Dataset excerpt
--

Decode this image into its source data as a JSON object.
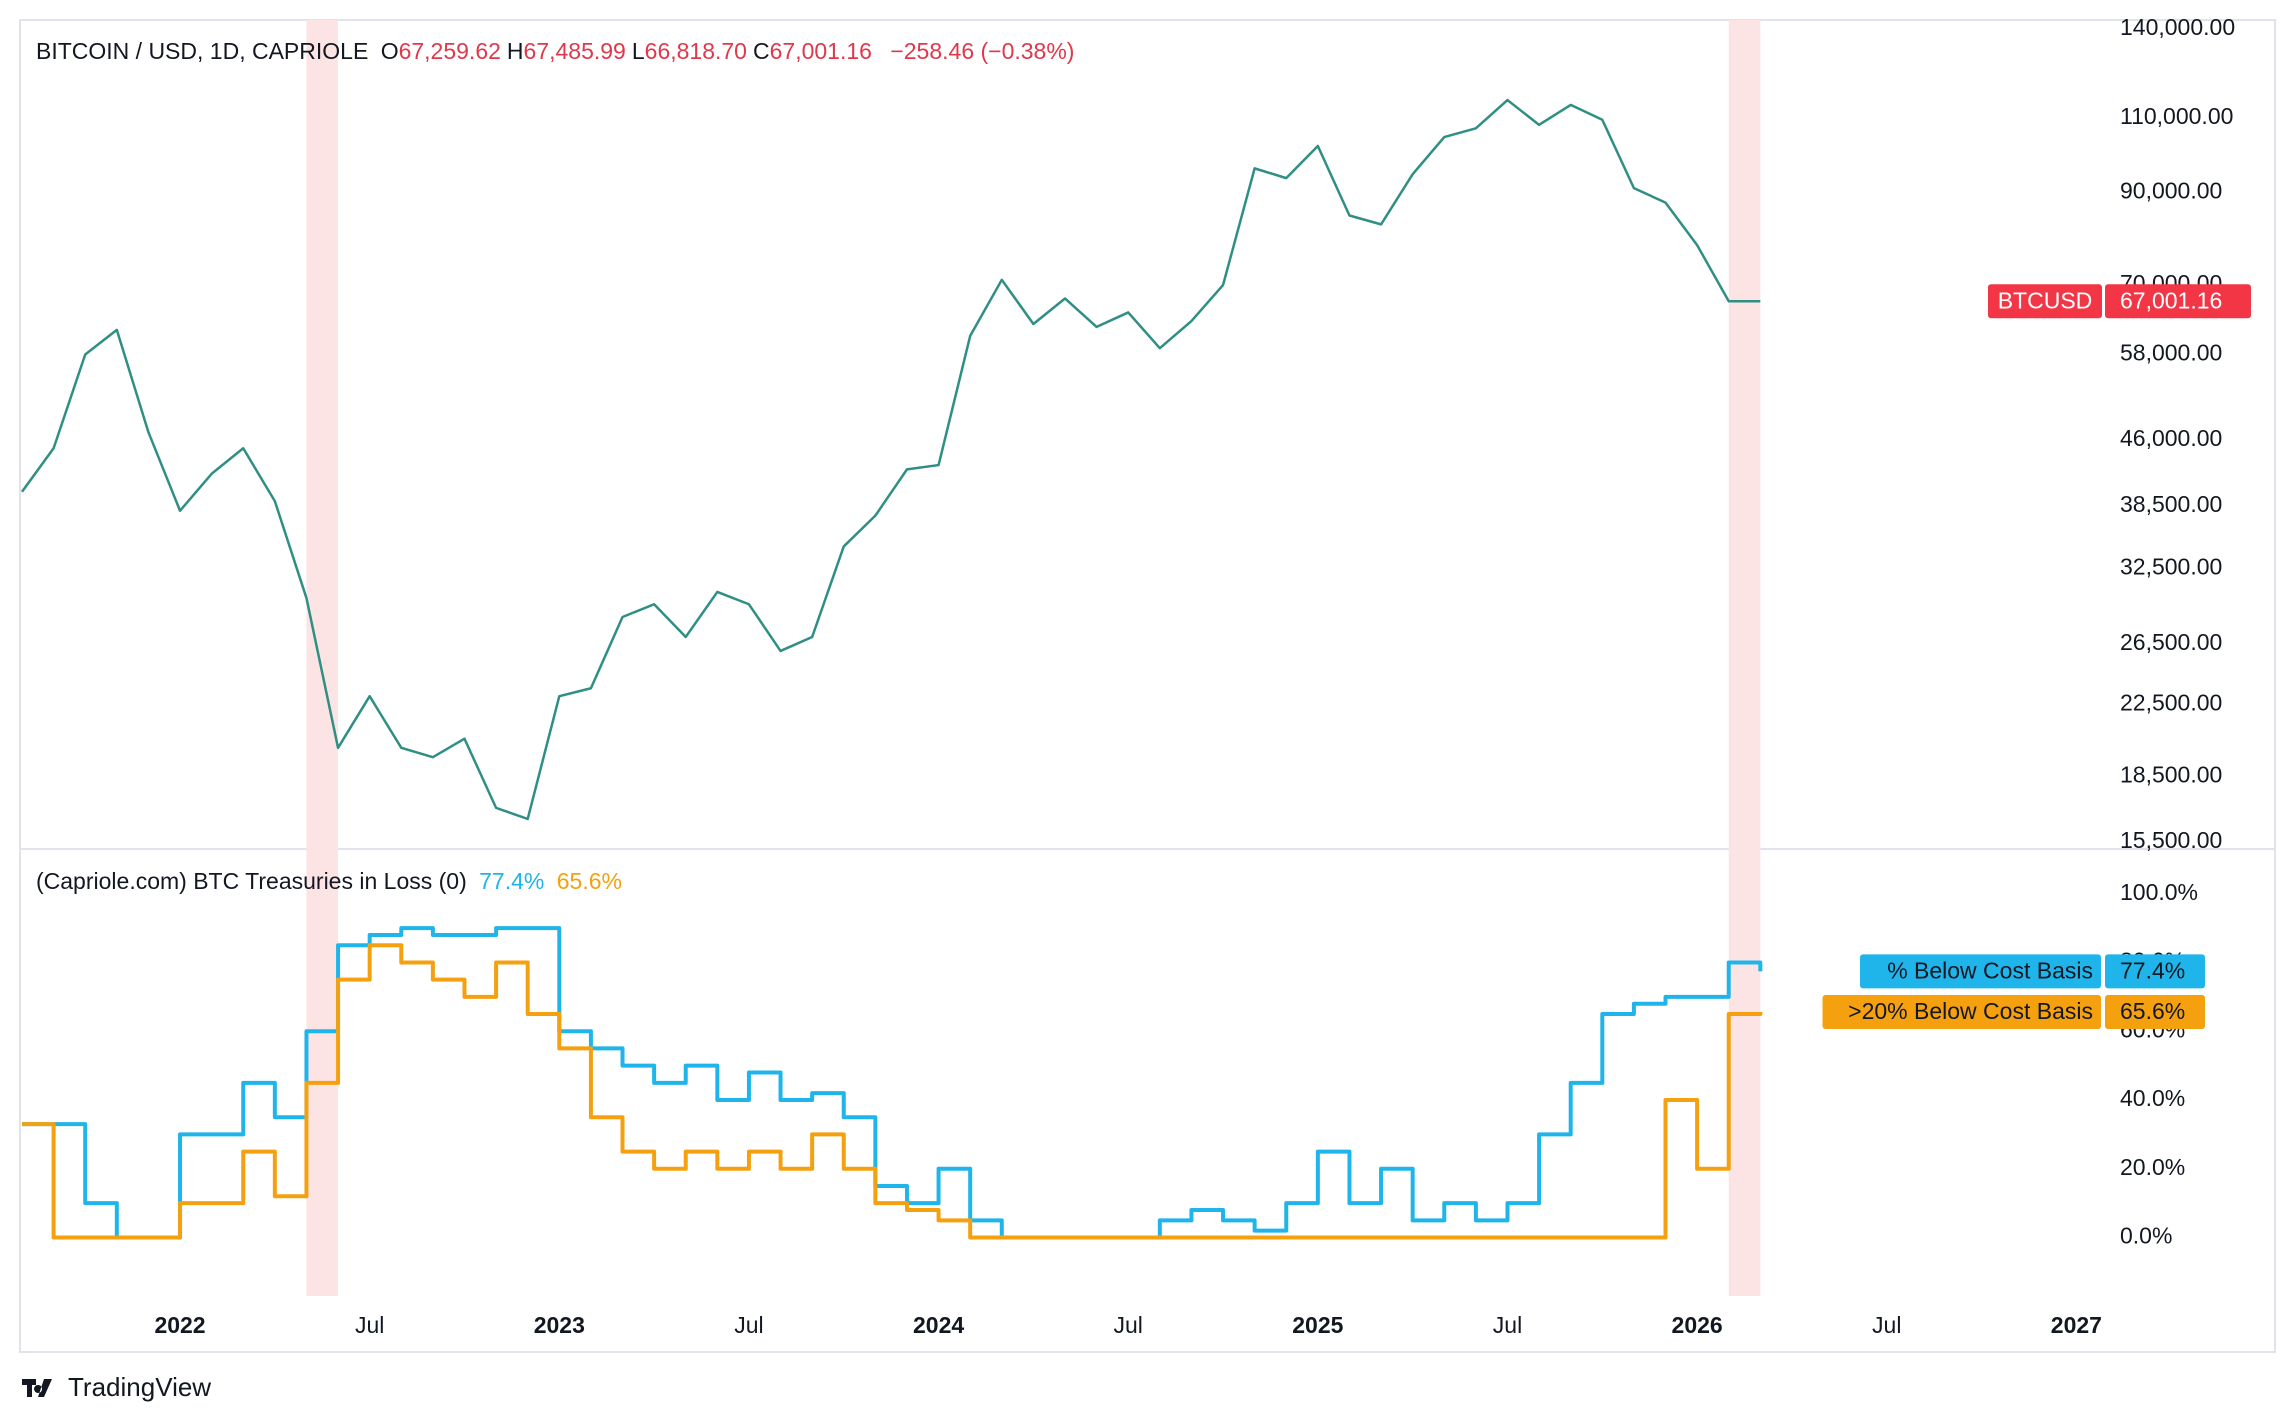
{
  "chart_data": [
    {
      "type": "line",
      "title": "BITCOIN / USD, 1D, CAPRIOLE",
      "ohlc": [
        {
          "key": "O",
          "value": "67,259.62"
        },
        {
          "key": "H",
          "value": "67,485.99"
        },
        {
          "key": "L",
          "value": "66,818.70"
        },
        {
          "key": "C",
          "value": "67,001.16"
        }
      ],
      "change": "−258.46 (−0.38%)",
      "symbol": "BTCUSD",
      "current": {
        "value": 67001.16,
        "label": "67,001.16"
      },
      "yscale": "log",
      "grid": false,
      "x": [
        "2021-08",
        "2021-09",
        "2021-10",
        "2021-11",
        "2021-12",
        "2022-01",
        "2022-02",
        "2022-03",
        "2022-04",
        "2022-05",
        "2022-06",
        "2022-07",
        "2022-08",
        "2022-09",
        "2022-10",
        "2022-11",
        "2022-12",
        "2023-01",
        "2023-02",
        "2023-03",
        "2023-04",
        "2023-05",
        "2023-06",
        "2023-07",
        "2023-08",
        "2023-09",
        "2023-10",
        "2023-11",
        "2023-12",
        "2024-01",
        "2024-02",
        "2024-03",
        "2024-04",
        "2024-05",
        "2024-06",
        "2024-07",
        "2024-08",
        "2024-09",
        "2024-10",
        "2024-11",
        "2024-12",
        "2025-01",
        "2025-02",
        "2025-03",
        "2025-04",
        "2025-05",
        "2025-06",
        "2025-07",
        "2025-08",
        "2025-09",
        "2025-10",
        "2025-11",
        "2025-12",
        "2026-01",
        "2026-02",
        "2026-03"
      ],
      "series": [
        {
          "name": "BTCUSD",
          "color": "#2f8f84",
          "values": [
            40000,
            45000,
            58000,
            62000,
            47000,
            38000,
            42000,
            45000,
            39000,
            30000,
            20000,
            23000,
            20000,
            19500,
            20500,
            17000,
            16500,
            23000,
            23500,
            28500,
            29500,
            27000,
            30500,
            29500,
            26000,
            27000,
            34500,
            37500,
            42500,
            43000,
            61000,
            71000,
            63000,
            67500,
            62500,
            65000,
            59000,
            63500,
            70000,
            96000,
            93500,
            102000,
            84500,
            82500,
            94500,
            104500,
            107000,
            115500,
            108000,
            114000,
            109500,
            91000,
            87500,
            78000,
            67000,
            67001.16
          ]
        }
      ],
      "ylim": [
        15500,
        140000
      ],
      "yticks": [
        {
          "value": 140000,
          "label": "140,000.00"
        },
        {
          "value": 110000,
          "label": "110,000.00"
        },
        {
          "value": 90000,
          "label": "90,000.00"
        },
        {
          "value": 70000,
          "label": "70,000.00"
        },
        {
          "value": 58000,
          "label": "58,000.00"
        },
        {
          "value": 46000,
          "label": "46,000.00"
        },
        {
          "value": 38500,
          "label": "38,500.00"
        },
        {
          "value": 32500,
          "label": "32,500.00"
        },
        {
          "value": 26500,
          "label": "26,500.00"
        },
        {
          "value": 22500,
          "label": "22,500.00"
        },
        {
          "value": 18500,
          "label": "18,500.00"
        },
        {
          "value": 15500,
          "label": "15,500.00"
        }
      ],
      "highlight_ranges": [
        [
          "2022-05",
          "2022-06"
        ],
        [
          "2026-02",
          "2026-03"
        ]
      ],
      "highlight_color": "#fde4e4",
      "xlim": [
        "2021-08",
        "2027-02"
      ]
    },
    {
      "type": "line",
      "step": true,
      "title": "(Capriole.com) BTC Treasuries in Loss (0)",
      "grid": false,
      "x": [
        "2021-08",
        "2021-09",
        "2021-10",
        "2021-11",
        "2021-12",
        "2022-01",
        "2022-02",
        "2022-03",
        "2022-04",
        "2022-05",
        "2022-06",
        "2022-07",
        "2022-08",
        "2022-09",
        "2022-10",
        "2022-11",
        "2022-12",
        "2023-01",
        "2023-02",
        "2023-03",
        "2023-04",
        "2023-05",
        "2023-06",
        "2023-07",
        "2023-08",
        "2023-09",
        "2023-10",
        "2023-11",
        "2023-12",
        "2024-01",
        "2024-02",
        "2024-03",
        "2024-04",
        "2024-05",
        "2024-06",
        "2024-07",
        "2024-08",
        "2024-09",
        "2024-10",
        "2024-11",
        "2024-12",
        "2025-01",
        "2025-02",
        "2025-03",
        "2025-04",
        "2025-05",
        "2025-06",
        "2025-07",
        "2025-08",
        "2025-09",
        "2025-10",
        "2025-11",
        "2025-12",
        "2026-01",
        "2026-02",
        "2026-03"
      ],
      "series": [
        {
          "name": "% Below Cost Basis",
          "color": "#1fb5ea",
          "current": {
            "value": 77.4,
            "label": "77.4%"
          },
          "values": [
            33,
            33,
            10,
            0,
            0,
            30,
            30,
            45,
            35,
            60,
            85,
            88,
            90,
            88,
            88,
            90,
            90,
            60,
            55,
            50,
            45,
            50,
            40,
            48,
            40,
            42,
            35,
            15,
            10,
            20,
            5,
            0,
            0,
            0,
            0,
            0,
            5,
            8,
            5,
            2,
            10,
            25,
            10,
            20,
            5,
            10,
            5,
            10,
            30,
            45,
            65,
            68,
            70,
            70,
            80,
            77.4
          ]
        },
        {
          "name": ">20% Below Cost Basis",
          "color": "#f5a10f",
          "current": {
            "value": 65.6,
            "label": "65.6%"
          },
          "values": [
            33,
            0,
            0,
            0,
            0,
            10,
            10,
            25,
            12,
            45,
            75,
            85,
            80,
            75,
            70,
            80,
            65,
            55,
            35,
            25,
            20,
            25,
            20,
            25,
            20,
            30,
            20,
            10,
            8,
            5,
            0,
            0,
            0,
            0,
            0,
            0,
            0,
            0,
            0,
            0,
            0,
            0,
            0,
            0,
            0,
            0,
            0,
            0,
            0,
            0,
            0,
            0,
            40,
            20,
            65,
            65.6
          ]
        }
      ],
      "ylim": [
        -17,
        113
      ],
      "yticks": [
        {
          "value": 100,
          "label": "100.0%"
        },
        {
          "value": 80,
          "label": "80.0%"
        },
        {
          "value": 60,
          "label": "60.0%"
        },
        {
          "value": 40,
          "label": "40.0%"
        },
        {
          "value": 20,
          "label": "20.0%"
        },
        {
          "value": 0,
          "label": "0.0%"
        }
      ],
      "xlim": [
        "2021-08",
        "2027-02"
      ],
      "xticks": [
        {
          "value": "2022-01",
          "label": "2022"
        },
        {
          "value": "2022-07",
          "label": "Jul"
        },
        {
          "value": "2023-01",
          "label": "2023"
        },
        {
          "value": "2023-07",
          "label": "Jul"
        },
        {
          "value": "2024-01",
          "label": "2024"
        },
        {
          "value": "2024-07",
          "label": "Jul"
        },
        {
          "value": "2025-01",
          "label": "2025"
        },
        {
          "value": "2025-07",
          "label": "Jul"
        },
        {
          "value": "2026-01",
          "label": "2026"
        },
        {
          "value": "2026-07",
          "label": "Jul"
        },
        {
          "value": "2027-01",
          "label": "2027"
        }
      ]
    }
  ],
  "footer": {
    "brand": "TradingView"
  }
}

--

### Brief
Without the pictures, write out every entry precisely as it appears.

### Answer to this exercise
Decode this image into its source data as a JSON object.
{
  "chart_data": [
    {
      "type": "line",
      "title": "BITCOIN / USD, 1D, CAPRIOLE",
      "ohlc": [
        {
          "key": "O",
          "value": "67,259.62"
        },
        {
          "key": "H",
          "value": "67,485.99"
        },
        {
          "key": "L",
          "value": "66,818.70"
        },
        {
          "key": "C",
          "value": "67,001.16"
        }
      ],
      "change": "−258.46 (−0.38%)",
      "symbol": "BTCUSD",
      "current": {
        "value": 67001.16,
        "label": "67,001.16"
      },
      "yscale": "log",
      "grid": false,
      "x": [
        "2021-08",
        "2021-09",
        "2021-10",
        "2021-11",
        "2021-12",
        "2022-01",
        "2022-02",
        "2022-03",
        "2022-04",
        "2022-05",
        "2022-06",
        "2022-07",
        "2022-08",
        "2022-09",
        "2022-10",
        "2022-11",
        "2022-12",
        "2023-01",
        "2023-02",
        "2023-03",
        "2023-04",
        "2023-05",
        "2023-06",
        "2023-07",
        "2023-08",
        "2023-09",
        "2023-10",
        "2023-11",
        "2023-12",
        "2024-01",
        "2024-02",
        "2024-03",
        "2024-04",
        "2024-05",
        "2024-06",
        "2024-07",
        "2024-08",
        "2024-09",
        "2024-10",
        "2024-11",
        "2024-12",
        "2025-01",
        "2025-02",
        "2025-03",
        "2025-04",
        "2025-05",
        "2025-06",
        "2025-07",
        "2025-08",
        "2025-09",
        "2025-10",
        "2025-11",
        "2025-12",
        "2026-01",
        "2026-02",
        "2026-03"
      ],
      "series": [
        {
          "name": "BTCUSD",
          "color": "#2f8f84",
          "values": [
            40000,
            45000,
            58000,
            62000,
            47000,
            38000,
            42000,
            45000,
            39000,
            30000,
            20000,
            23000,
            20000,
            19500,
            20500,
            17000,
            16500,
            23000,
            23500,
            28500,
            29500,
            27000,
            30500,
            29500,
            26000,
            27000,
            34500,
            37500,
            42500,
            43000,
            61000,
            71000,
            63000,
            67500,
            62500,
            65000,
            59000,
            63500,
            70000,
            96000,
            93500,
            102000,
            84500,
            82500,
            94500,
            104500,
            107000,
            115500,
            108000,
            114000,
            109500,
            91000,
            87500,
            78000,
            67000,
            67001.16
          ]
        }
      ],
      "ylim": [
        15500,
        140000
      ],
      "yticks": [
        {
          "value": 140000,
          "label": "140,000.00"
        },
        {
          "value": 110000,
          "label": "110,000.00"
        },
        {
          "value": 90000,
          "label": "90,000.00"
        },
        {
          "value": 70000,
          "label": "70,000.00"
        },
        {
          "value": 58000,
          "label": "58,000.00"
        },
        {
          "value": 46000,
          "label": "46,000.00"
        },
        {
          "value": 38500,
          "label": "38,500.00"
        },
        {
          "value": 32500,
          "label": "32,500.00"
        },
        {
          "value": 26500,
          "label": "26,500.00"
        },
        {
          "value": 22500,
          "label": "22,500.00"
        },
        {
          "value": 18500,
          "label": "18,500.00"
        },
        {
          "value": 15500,
          "label": "15,500.00"
        }
      ],
      "highlight_ranges": [
        [
          "2022-05",
          "2022-06"
        ],
        [
          "2026-02",
          "2026-03"
        ]
      ],
      "highlight_color": "#fde4e4",
      "xlim": [
        "2021-08",
        "2027-02"
      ]
    },
    {
      "type": "line",
      "step": true,
      "title": "(Capriole.com) BTC Treasuries in Loss (0)",
      "grid": false,
      "x": [
        "2021-08",
        "2021-09",
        "2021-10",
        "2021-11",
        "2021-12",
        "2022-01",
        "2022-02",
        "2022-03",
        "2022-04",
        "2022-05",
        "2022-06",
        "2022-07",
        "2022-08",
        "2022-09",
        "2022-10",
        "2022-11",
        "2022-12",
        "2023-01",
        "2023-02",
        "2023-03",
        "2023-04",
        "2023-05",
        "2023-06",
        "2023-07",
        "2023-08",
        "2023-09",
        "2023-10",
        "2023-11",
        "2023-12",
        "2024-01",
        "2024-02",
        "2024-03",
        "2024-04",
        "2024-05",
        "2024-06",
        "2024-07",
        "2024-08",
        "2024-09",
        "2024-10",
        "2024-11",
        "2024-12",
        "2025-01",
        "2025-02",
        "2025-03",
        "2025-04",
        "2025-05",
        "2025-06",
        "2025-07",
        "2025-08",
        "2025-09",
        "2025-10",
        "2025-11",
        "2025-12",
        "2026-01",
        "2026-02",
        "2026-03"
      ],
      "series": [
        {
          "name": "% Below Cost Basis",
          "color": "#1fb5ea",
          "current": {
            "value": 77.4,
            "label": "77.4%"
          },
          "values": [
            33,
            33,
            10,
            0,
            0,
            30,
            30,
            45,
            35,
            60,
            85,
            88,
            90,
            88,
            88,
            90,
            90,
            60,
            55,
            50,
            45,
            50,
            40,
            48,
            40,
            42,
            35,
            15,
            10,
            20,
            5,
            0,
            0,
            0,
            0,
            0,
            5,
            8,
            5,
            2,
            10,
            25,
            10,
            20,
            5,
            10,
            5,
            10,
            30,
            45,
            65,
            68,
            70,
            70,
            80,
            77.4
          ]
        },
        {
          "name": ">20% Below Cost Basis",
          "color": "#f5a10f",
          "current": {
            "value": 65.6,
            "label": "65.6%"
          },
          "values": [
            33,
            0,
            0,
            0,
            0,
            10,
            10,
            25,
            12,
            45,
            75,
            85,
            80,
            75,
            70,
            80,
            65,
            55,
            35,
            25,
            20,
            25,
            20,
            25,
            20,
            30,
            20,
            10,
            8,
            5,
            0,
            0,
            0,
            0,
            0,
            0,
            0,
            0,
            0,
            0,
            0,
            0,
            0,
            0,
            0,
            0,
            0,
            0,
            0,
            0,
            0,
            0,
            40,
            20,
            65,
            65.6
          ]
        }
      ],
      "ylim": [
        -17,
        113
      ],
      "yticks": [
        {
          "value": 100,
          "label": "100.0%"
        },
        {
          "value": 80,
          "label": "80.0%"
        },
        {
          "value": 60,
          "label": "60.0%"
        },
        {
          "value": 40,
          "label": "40.0%"
        },
        {
          "value": 20,
          "label": "20.0%"
        },
        {
          "value": 0,
          "label": "0.0%"
        }
      ],
      "xlim": [
        "2021-08",
        "2027-02"
      ],
      "xticks": [
        {
          "value": "2022-01",
          "label": "2022"
        },
        {
          "value": "2022-07",
          "label": "Jul"
        },
        {
          "value": "2023-01",
          "label": "2023"
        },
        {
          "value": "2023-07",
          "label": "Jul"
        },
        {
          "value": "2024-01",
          "label": "2024"
        },
        {
          "value": "2024-07",
          "label": "Jul"
        },
        {
          "value": "2025-01",
          "label": "2025"
        },
        {
          "value": "2025-07",
          "label": "Jul"
        },
        {
          "value": "2026-01",
          "label": "2026"
        },
        {
          "value": "2026-07",
          "label": "Jul"
        },
        {
          "value": "2027-01",
          "label": "2027"
        }
      ]
    }
  ],
  "footer": {
    "brand": "TradingView"
  }
}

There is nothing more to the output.